===== Provided records

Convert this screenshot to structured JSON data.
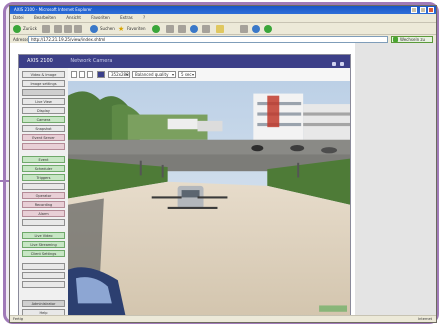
{
  "browser": {
    "title": "AXIS 2100 - Microsoft Internet Explorer",
    "menu": [
      "Datei",
      "Bearbeiten",
      "Ansicht",
      "Favoriten",
      "Extras",
      "?"
    ],
    "toolbar": {
      "back_label": "Zurück",
      "search_label": "Suchen",
      "favorites_label": "Favoriten"
    },
    "address": {
      "label": "Adresse",
      "url": "http://172.21.19.25/view/index.shtml",
      "go_label": "Wechseln zu"
    },
    "status": {
      "text": "Fertig",
      "zone": "Internet"
    }
  },
  "app": {
    "title": "AXIS 2100",
    "product": "Network Camera",
    "sidebar": [
      "Video & Image",
      "Image settings",
      "",
      "Live View",
      "Display",
      "Camera",
      "Snapshot",
      "Event Server",
      "",
      "Event",
      "Scheduler",
      "Triggers",
      "",
      "Operator",
      "Recording",
      "Alarm",
      "",
      "Live Video",
      "Live Streaming",
      "Client Settings",
      "",
      "",
      "",
      "Administrator",
      "Help"
    ],
    "controls": {
      "resolution": "352x288",
      "compression": "Balanced quality",
      "refresh": "5 sec"
    }
  },
  "colors": {
    "frame": "#a07ab8",
    "title_bar": "#1a56c8",
    "app_header": "#3c3f88",
    "sidebar_green": "#c7e6c4",
    "sidebar_pink": "#e8cfd6"
  }
}
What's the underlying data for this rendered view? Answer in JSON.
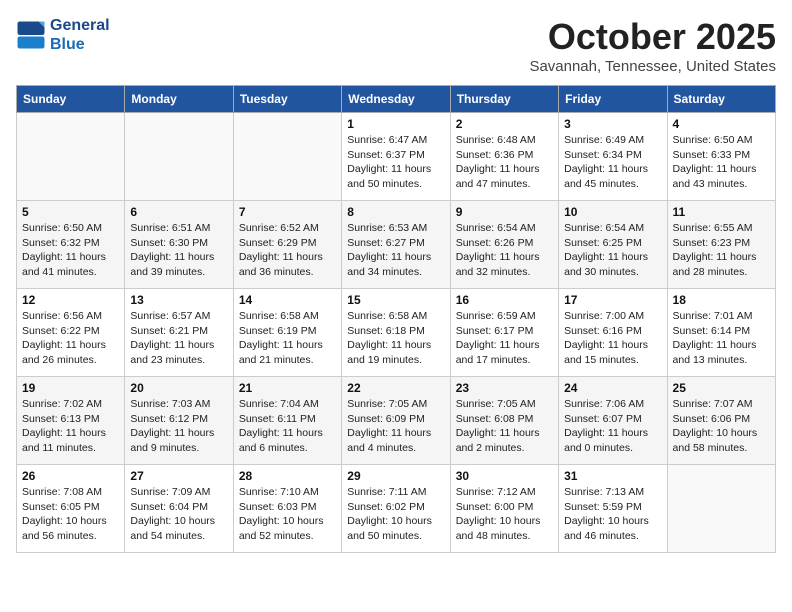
{
  "header": {
    "logo_line1": "General",
    "logo_line2": "Blue",
    "month_title": "October 2025",
    "subtitle": "Savannah, Tennessee, United States"
  },
  "days_of_week": [
    "Sunday",
    "Monday",
    "Tuesday",
    "Wednesday",
    "Thursday",
    "Friday",
    "Saturday"
  ],
  "weeks": [
    [
      {
        "day": "",
        "sunrise": "",
        "sunset": "",
        "daylight": ""
      },
      {
        "day": "",
        "sunrise": "",
        "sunset": "",
        "daylight": ""
      },
      {
        "day": "",
        "sunrise": "",
        "sunset": "",
        "daylight": ""
      },
      {
        "day": "1",
        "sunrise": "Sunrise: 6:47 AM",
        "sunset": "Sunset: 6:37 PM",
        "daylight": "Daylight: 11 hours and 50 minutes."
      },
      {
        "day": "2",
        "sunrise": "Sunrise: 6:48 AM",
        "sunset": "Sunset: 6:36 PM",
        "daylight": "Daylight: 11 hours and 47 minutes."
      },
      {
        "day": "3",
        "sunrise": "Sunrise: 6:49 AM",
        "sunset": "Sunset: 6:34 PM",
        "daylight": "Daylight: 11 hours and 45 minutes."
      },
      {
        "day": "4",
        "sunrise": "Sunrise: 6:50 AM",
        "sunset": "Sunset: 6:33 PM",
        "daylight": "Daylight: 11 hours and 43 minutes."
      }
    ],
    [
      {
        "day": "5",
        "sunrise": "Sunrise: 6:50 AM",
        "sunset": "Sunset: 6:32 PM",
        "daylight": "Daylight: 11 hours and 41 minutes."
      },
      {
        "day": "6",
        "sunrise": "Sunrise: 6:51 AM",
        "sunset": "Sunset: 6:30 PM",
        "daylight": "Daylight: 11 hours and 39 minutes."
      },
      {
        "day": "7",
        "sunrise": "Sunrise: 6:52 AM",
        "sunset": "Sunset: 6:29 PM",
        "daylight": "Daylight: 11 hours and 36 minutes."
      },
      {
        "day": "8",
        "sunrise": "Sunrise: 6:53 AM",
        "sunset": "Sunset: 6:27 PM",
        "daylight": "Daylight: 11 hours and 34 minutes."
      },
      {
        "day": "9",
        "sunrise": "Sunrise: 6:54 AM",
        "sunset": "Sunset: 6:26 PM",
        "daylight": "Daylight: 11 hours and 32 minutes."
      },
      {
        "day": "10",
        "sunrise": "Sunrise: 6:54 AM",
        "sunset": "Sunset: 6:25 PM",
        "daylight": "Daylight: 11 hours and 30 minutes."
      },
      {
        "day": "11",
        "sunrise": "Sunrise: 6:55 AM",
        "sunset": "Sunset: 6:23 PM",
        "daylight": "Daylight: 11 hours and 28 minutes."
      }
    ],
    [
      {
        "day": "12",
        "sunrise": "Sunrise: 6:56 AM",
        "sunset": "Sunset: 6:22 PM",
        "daylight": "Daylight: 11 hours and 26 minutes."
      },
      {
        "day": "13",
        "sunrise": "Sunrise: 6:57 AM",
        "sunset": "Sunset: 6:21 PM",
        "daylight": "Daylight: 11 hours and 23 minutes."
      },
      {
        "day": "14",
        "sunrise": "Sunrise: 6:58 AM",
        "sunset": "Sunset: 6:19 PM",
        "daylight": "Daylight: 11 hours and 21 minutes."
      },
      {
        "day": "15",
        "sunrise": "Sunrise: 6:58 AM",
        "sunset": "Sunset: 6:18 PM",
        "daylight": "Daylight: 11 hours and 19 minutes."
      },
      {
        "day": "16",
        "sunrise": "Sunrise: 6:59 AM",
        "sunset": "Sunset: 6:17 PM",
        "daylight": "Daylight: 11 hours and 17 minutes."
      },
      {
        "day": "17",
        "sunrise": "Sunrise: 7:00 AM",
        "sunset": "Sunset: 6:16 PM",
        "daylight": "Daylight: 11 hours and 15 minutes."
      },
      {
        "day": "18",
        "sunrise": "Sunrise: 7:01 AM",
        "sunset": "Sunset: 6:14 PM",
        "daylight": "Daylight: 11 hours and 13 minutes."
      }
    ],
    [
      {
        "day": "19",
        "sunrise": "Sunrise: 7:02 AM",
        "sunset": "Sunset: 6:13 PM",
        "daylight": "Daylight: 11 hours and 11 minutes."
      },
      {
        "day": "20",
        "sunrise": "Sunrise: 7:03 AM",
        "sunset": "Sunset: 6:12 PM",
        "daylight": "Daylight: 11 hours and 9 minutes."
      },
      {
        "day": "21",
        "sunrise": "Sunrise: 7:04 AM",
        "sunset": "Sunset: 6:11 PM",
        "daylight": "Daylight: 11 hours and 6 minutes."
      },
      {
        "day": "22",
        "sunrise": "Sunrise: 7:05 AM",
        "sunset": "Sunset: 6:09 PM",
        "daylight": "Daylight: 11 hours and 4 minutes."
      },
      {
        "day": "23",
        "sunrise": "Sunrise: 7:05 AM",
        "sunset": "Sunset: 6:08 PM",
        "daylight": "Daylight: 11 hours and 2 minutes."
      },
      {
        "day": "24",
        "sunrise": "Sunrise: 7:06 AM",
        "sunset": "Sunset: 6:07 PM",
        "daylight": "Daylight: 11 hours and 0 minutes."
      },
      {
        "day": "25",
        "sunrise": "Sunrise: 7:07 AM",
        "sunset": "Sunset: 6:06 PM",
        "daylight": "Daylight: 10 hours and 58 minutes."
      }
    ],
    [
      {
        "day": "26",
        "sunrise": "Sunrise: 7:08 AM",
        "sunset": "Sunset: 6:05 PM",
        "daylight": "Daylight: 10 hours and 56 minutes."
      },
      {
        "day": "27",
        "sunrise": "Sunrise: 7:09 AM",
        "sunset": "Sunset: 6:04 PM",
        "daylight": "Daylight: 10 hours and 54 minutes."
      },
      {
        "day": "28",
        "sunrise": "Sunrise: 7:10 AM",
        "sunset": "Sunset: 6:03 PM",
        "daylight": "Daylight: 10 hours and 52 minutes."
      },
      {
        "day": "29",
        "sunrise": "Sunrise: 7:11 AM",
        "sunset": "Sunset: 6:02 PM",
        "daylight": "Daylight: 10 hours and 50 minutes."
      },
      {
        "day": "30",
        "sunrise": "Sunrise: 7:12 AM",
        "sunset": "Sunset: 6:00 PM",
        "daylight": "Daylight: 10 hours and 48 minutes."
      },
      {
        "day": "31",
        "sunrise": "Sunrise: 7:13 AM",
        "sunset": "Sunset: 5:59 PM",
        "daylight": "Daylight: 10 hours and 46 minutes."
      },
      {
        "day": "",
        "sunrise": "",
        "sunset": "",
        "daylight": ""
      }
    ]
  ]
}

==========

### Work instructions
Which lines contain "JSON"? Show each of them.

### Solution to the exercise
Convert this screenshot to structured JSON data.
What's the underlying data for this rendered view? Answer in JSON.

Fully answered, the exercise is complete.